> [QUOTED PASSAGE]
Pau Gómez edited this page May 14, 2021 · 34 revisions

About this tutorial

⏱️ 30 min

In this tutorial we are going to demonstrate how to blink the LEDs of your Redpitaya-124-14. The LEDs will be driven by the most-significant-bit (MSB) of a counter that continuously overflows. The counter is implemented within the Programable Logic (PL) and controlled through a simple PYQN Jupyter Notebook running on the Processing System (PS).

Building the Vivado Design

Create a new Vivado Project

  • Open Vivado and click on Create Project and hit Next.
  • Set the name of the new project (e.g. LED_blink) and hit Next.
  • Use the default project type (RTL Project) and hit Next.
  • Leave the Add Sources screen empty and hit Next.
  • Use Add File to include the constraints file within <FPGA-Notes-for-Scientists>/sdc/red_pitaya.xdc and hit Next.
  • Under the Boards tab select Redpitaya-125-14 (see here for instructions to install the Redpitaya-125-14 board files) and hit Next.
  • After finishing this initial configurations, a new Vivado Project is created. You will see the Project Manager page:

Create a new Block Design

  • Create a new block design by clicking on Create Block Design (left panel). The design name will default to design_1.
  • Right-click on the blank design and select Add IP to instantiate:
    • ZYNQ 7 Processing System
    • AXI GPIO
  • Click on Run Block Automation (green field above your design) to route the DDR and FIXED_IO ports of the ZYNQ instance. To this end, leave the configuration window in its default state.

> [RECORDS SHOWN]
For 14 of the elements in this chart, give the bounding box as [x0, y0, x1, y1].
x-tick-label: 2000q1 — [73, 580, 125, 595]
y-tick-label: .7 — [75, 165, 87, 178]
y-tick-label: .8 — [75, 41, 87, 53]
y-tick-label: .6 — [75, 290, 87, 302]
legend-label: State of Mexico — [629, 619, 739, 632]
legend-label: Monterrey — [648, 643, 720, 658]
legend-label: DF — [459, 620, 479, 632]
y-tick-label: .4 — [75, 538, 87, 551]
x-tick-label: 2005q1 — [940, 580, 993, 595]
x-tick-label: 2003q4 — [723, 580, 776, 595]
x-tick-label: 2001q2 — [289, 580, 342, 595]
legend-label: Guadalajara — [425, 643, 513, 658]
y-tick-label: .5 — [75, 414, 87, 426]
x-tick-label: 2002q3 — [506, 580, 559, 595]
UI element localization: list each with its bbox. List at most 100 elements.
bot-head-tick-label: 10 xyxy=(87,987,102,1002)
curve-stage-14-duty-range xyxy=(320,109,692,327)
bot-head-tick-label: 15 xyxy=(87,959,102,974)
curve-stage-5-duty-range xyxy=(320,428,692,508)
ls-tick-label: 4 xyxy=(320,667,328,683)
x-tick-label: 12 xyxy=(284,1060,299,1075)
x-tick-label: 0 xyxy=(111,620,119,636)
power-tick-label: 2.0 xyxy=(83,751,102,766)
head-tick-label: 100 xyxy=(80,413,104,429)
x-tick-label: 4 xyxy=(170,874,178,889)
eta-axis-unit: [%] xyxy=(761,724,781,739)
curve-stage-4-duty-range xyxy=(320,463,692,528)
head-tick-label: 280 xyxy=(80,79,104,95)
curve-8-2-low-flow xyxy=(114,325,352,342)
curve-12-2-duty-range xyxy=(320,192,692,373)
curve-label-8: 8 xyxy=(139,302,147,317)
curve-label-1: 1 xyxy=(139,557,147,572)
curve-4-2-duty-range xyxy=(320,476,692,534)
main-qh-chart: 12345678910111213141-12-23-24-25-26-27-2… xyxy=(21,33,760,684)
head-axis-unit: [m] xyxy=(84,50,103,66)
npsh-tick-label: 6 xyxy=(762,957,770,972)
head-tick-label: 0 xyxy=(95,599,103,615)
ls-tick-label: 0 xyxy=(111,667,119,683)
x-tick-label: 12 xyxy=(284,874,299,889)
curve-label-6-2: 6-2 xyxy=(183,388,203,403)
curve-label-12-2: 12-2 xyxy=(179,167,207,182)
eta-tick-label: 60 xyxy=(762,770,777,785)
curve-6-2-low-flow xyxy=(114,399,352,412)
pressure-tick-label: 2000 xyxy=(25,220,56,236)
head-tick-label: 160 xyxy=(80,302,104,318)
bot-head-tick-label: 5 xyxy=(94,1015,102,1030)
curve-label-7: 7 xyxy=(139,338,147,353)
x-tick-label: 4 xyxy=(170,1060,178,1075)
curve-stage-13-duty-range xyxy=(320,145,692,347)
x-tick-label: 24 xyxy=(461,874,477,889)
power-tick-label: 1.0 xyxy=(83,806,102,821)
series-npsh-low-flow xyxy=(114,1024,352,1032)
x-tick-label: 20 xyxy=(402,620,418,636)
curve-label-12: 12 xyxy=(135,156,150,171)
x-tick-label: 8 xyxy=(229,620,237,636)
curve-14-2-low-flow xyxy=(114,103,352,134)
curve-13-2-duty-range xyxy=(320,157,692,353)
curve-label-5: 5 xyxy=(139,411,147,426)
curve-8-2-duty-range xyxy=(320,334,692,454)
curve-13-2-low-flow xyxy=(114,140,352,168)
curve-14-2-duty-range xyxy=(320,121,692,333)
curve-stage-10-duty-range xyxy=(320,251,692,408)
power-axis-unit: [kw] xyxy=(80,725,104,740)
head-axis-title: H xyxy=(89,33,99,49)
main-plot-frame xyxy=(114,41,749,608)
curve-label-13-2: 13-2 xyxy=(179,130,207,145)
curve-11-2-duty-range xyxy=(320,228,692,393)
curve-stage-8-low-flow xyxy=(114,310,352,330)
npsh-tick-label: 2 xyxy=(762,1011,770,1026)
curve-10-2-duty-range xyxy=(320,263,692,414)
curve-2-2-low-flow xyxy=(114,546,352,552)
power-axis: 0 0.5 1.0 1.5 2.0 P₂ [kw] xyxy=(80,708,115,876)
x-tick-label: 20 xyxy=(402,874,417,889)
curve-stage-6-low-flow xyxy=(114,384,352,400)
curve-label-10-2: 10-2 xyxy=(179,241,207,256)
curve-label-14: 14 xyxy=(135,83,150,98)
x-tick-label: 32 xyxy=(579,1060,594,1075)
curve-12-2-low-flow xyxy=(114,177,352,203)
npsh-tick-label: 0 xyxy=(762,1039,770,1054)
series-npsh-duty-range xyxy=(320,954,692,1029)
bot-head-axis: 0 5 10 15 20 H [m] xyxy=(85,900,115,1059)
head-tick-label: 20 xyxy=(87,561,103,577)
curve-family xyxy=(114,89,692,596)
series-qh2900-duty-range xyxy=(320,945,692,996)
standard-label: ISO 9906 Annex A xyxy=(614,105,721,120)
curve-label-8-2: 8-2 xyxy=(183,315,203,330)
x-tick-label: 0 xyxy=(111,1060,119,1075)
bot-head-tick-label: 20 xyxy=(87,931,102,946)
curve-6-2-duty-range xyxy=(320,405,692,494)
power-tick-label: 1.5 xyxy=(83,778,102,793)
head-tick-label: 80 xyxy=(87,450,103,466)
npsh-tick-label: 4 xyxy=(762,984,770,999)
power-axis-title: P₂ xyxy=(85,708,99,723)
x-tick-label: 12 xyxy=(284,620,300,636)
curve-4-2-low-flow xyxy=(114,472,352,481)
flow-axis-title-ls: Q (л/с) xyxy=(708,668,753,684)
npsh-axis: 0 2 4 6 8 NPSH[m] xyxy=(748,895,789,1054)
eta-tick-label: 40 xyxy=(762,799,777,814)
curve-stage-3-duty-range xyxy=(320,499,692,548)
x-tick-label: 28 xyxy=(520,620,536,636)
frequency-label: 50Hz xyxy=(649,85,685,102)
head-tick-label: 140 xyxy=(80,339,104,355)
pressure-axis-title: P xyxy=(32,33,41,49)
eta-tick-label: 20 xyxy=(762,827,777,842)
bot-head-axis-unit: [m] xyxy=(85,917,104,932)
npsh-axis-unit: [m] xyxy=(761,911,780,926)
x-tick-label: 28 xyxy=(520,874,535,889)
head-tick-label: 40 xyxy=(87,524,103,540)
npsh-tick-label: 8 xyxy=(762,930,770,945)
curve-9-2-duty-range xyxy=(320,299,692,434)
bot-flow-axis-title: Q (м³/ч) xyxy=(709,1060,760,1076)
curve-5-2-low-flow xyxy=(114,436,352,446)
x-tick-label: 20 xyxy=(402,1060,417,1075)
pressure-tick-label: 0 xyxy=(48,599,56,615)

> [AIM A] Condense the steps beginning "Create a new block design by clicking" in the LED-blinking tutorial into one or two brief sentences. Keep the main facts.
> [AIM B] Update the entries by changing every "legend-label" to "series-label" and leaving everything else unchanged. Begin at the first line of the entries and stop after the line that has "curve-stage-14-duty-range xyxy=(320,109,692,327)".

> [WRITTEN SOLUTION A] Click Create Block Design in the left panel to create a block design, which is named design_1 by default. Right-click the blank design and use Add IP to add a ZYNQ 7 Processing System and an AXI GPIO, then click Run Block Automation with the default configuration to route the DDR and FIXED_IO ports of the ZYNQ instance.

> [WRITTEN SOLUTION B]
For 14 of the elements in this chart, give the bounding box as [x0, y0, x1, y1].
x-tick-label: 2000q1 — [73, 580, 125, 595]
y-tick-label: .7 — [75, 165, 87, 178]
y-tick-label: .8 — [75, 41, 87, 53]
y-tick-label: .6 — [75, 290, 87, 302]
series-label: State of Mexico — [629, 619, 739, 632]
series-label: Monterrey — [648, 643, 720, 658]
series-label: DF — [459, 620, 479, 632]
y-tick-label: .4 — [75, 538, 87, 551]
x-tick-label: 2005q1 — [940, 580, 993, 595]
x-tick-label: 2003q4 — [723, 580, 776, 595]
x-tick-label: 2001q2 — [289, 580, 342, 595]
series-label: Guadalajara — [425, 643, 513, 658]
y-tick-label: .5 — [75, 414, 87, 426]
x-tick-label: 2002q3 — [506, 580, 559, 595]
UI element localization: list each with its bbox. List at most 100 elements.
bot-head-tick-label: 10 xyxy=(87,987,102,1002)
curve-stage-14-duty-range xyxy=(320,109,692,327)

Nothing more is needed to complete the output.